:: Document passage ::

Don’t Make Overkill’s Mistake: Release Scheduling

So most of you are probably already aware of the term “Valve Time”, but for the uninitiated, Valve Time works like this. Valve Software will say that they’re going to release a thing by a certain date. That date comes and goes with no word. Maybe three months or so later they release the thing, but the thing is beautiful, complete, and for the most part, glitch free.

By contrast, there’s Overkill Time. Which is not really a thing, just something I’ve made up.

Overkill doesn’t really do release dates. There have been some vague ones. May for the Alesso Heist. Next Fall for sound updates. For the most part, they seem to prefer the surprise element of springing updates on players. I assume the surprise of it is what they like about not having a public production schedule because Overkill actually doesn’t take advantage of the opening they give themselves. Even without needing to meet a deadline, they publish glitchy, broken, ugly shit.

:::
:: Excerpted records ::

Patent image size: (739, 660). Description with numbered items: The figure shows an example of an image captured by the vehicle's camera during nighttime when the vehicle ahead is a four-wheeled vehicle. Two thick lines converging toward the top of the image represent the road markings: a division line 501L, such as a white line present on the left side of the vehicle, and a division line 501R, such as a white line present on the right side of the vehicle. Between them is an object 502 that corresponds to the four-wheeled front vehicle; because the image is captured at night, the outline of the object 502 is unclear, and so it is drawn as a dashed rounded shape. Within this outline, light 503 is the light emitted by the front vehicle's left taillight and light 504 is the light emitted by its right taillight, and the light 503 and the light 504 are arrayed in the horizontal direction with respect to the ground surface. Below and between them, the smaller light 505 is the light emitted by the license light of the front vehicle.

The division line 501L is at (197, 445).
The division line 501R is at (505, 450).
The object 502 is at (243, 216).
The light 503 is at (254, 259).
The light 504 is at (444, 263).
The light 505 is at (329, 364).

:::

● Given request A: Repeat the post on release scheduling word for word, from "So most of you" up to and including "part, glitch free.".
● Given request B: Write the next stretch of the post on release scheduling, starting right after its final sentence.

● Right answer A:
So most of you are probably already aware of the term “Valve Time”, but for the uninitiated, Valve Time works like this. Valve Software will say that they’re going to release a thing by a certain date. That date comes and goes with no word. Maybe three months or so later they release the thing, but the thing is beautiful, complete, and for the most part, glitch free.

● Right answer B:
Don’t make Overkill’s mistake.

Ideally, you want to combine the best parts of these scheduling plans for the greatest effect.

Overkill’s advantage in this situation is that they don’t say when they’re planning to release things. They’ve become very good at not telling anyone they’re going to do things until they’re actually doing them, which means they never miss a deadline. By never missing a deadline, they never disappoint their fans that way.

They save that for their content.

Valve could honestly take a note because that’s the one piece of the puzzle that they’re missing from their process. If they didn’t give out release dates, Valve Time wouldn’t even be a thing.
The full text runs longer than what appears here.